> [Provided data]
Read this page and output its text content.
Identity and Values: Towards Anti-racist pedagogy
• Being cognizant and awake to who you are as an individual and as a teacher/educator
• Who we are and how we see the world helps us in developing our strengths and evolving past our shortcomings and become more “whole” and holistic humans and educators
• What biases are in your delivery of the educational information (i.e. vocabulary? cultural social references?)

==

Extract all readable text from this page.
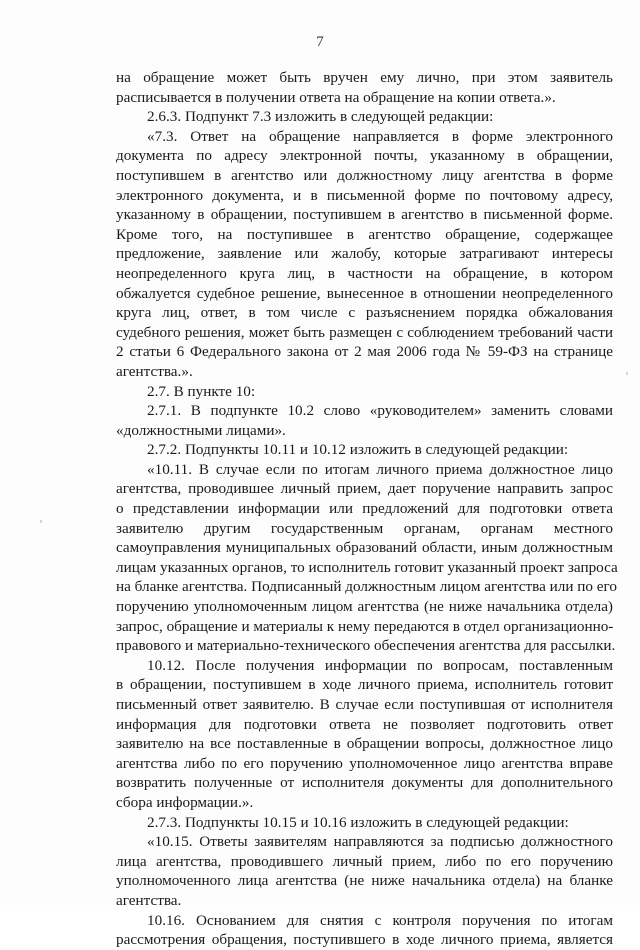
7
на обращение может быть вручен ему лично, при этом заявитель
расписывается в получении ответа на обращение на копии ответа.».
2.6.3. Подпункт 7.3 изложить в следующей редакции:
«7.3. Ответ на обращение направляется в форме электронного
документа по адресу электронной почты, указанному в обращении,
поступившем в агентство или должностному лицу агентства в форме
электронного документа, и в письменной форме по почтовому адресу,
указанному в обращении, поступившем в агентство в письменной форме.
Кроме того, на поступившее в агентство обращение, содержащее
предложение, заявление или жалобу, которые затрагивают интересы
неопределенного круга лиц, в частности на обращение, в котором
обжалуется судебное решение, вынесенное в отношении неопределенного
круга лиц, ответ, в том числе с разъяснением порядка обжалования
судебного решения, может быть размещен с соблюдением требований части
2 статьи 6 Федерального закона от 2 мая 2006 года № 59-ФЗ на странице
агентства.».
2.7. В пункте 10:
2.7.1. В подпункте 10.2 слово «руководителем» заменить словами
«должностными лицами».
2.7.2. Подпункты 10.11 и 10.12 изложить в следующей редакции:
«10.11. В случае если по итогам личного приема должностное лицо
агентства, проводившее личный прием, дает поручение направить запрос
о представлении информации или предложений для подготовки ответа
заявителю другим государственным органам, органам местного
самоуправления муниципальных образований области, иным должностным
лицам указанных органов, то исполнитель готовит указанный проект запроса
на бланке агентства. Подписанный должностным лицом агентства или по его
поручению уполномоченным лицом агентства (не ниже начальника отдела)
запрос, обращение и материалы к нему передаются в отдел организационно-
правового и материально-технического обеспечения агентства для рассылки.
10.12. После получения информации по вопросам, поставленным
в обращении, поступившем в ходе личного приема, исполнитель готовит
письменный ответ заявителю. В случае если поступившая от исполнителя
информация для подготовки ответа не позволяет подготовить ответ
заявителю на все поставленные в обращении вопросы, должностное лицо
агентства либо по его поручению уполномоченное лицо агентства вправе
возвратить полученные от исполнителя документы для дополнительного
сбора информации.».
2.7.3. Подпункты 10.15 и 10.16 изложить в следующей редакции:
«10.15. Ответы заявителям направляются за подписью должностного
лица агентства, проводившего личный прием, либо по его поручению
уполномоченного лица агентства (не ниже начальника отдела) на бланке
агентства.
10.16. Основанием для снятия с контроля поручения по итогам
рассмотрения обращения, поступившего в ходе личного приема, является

> [What you are asked to do] Examine the records and pull out every line where the string "text" occurs.

> [Result]
Read this page and output its text content.
Extract all readable text from this page.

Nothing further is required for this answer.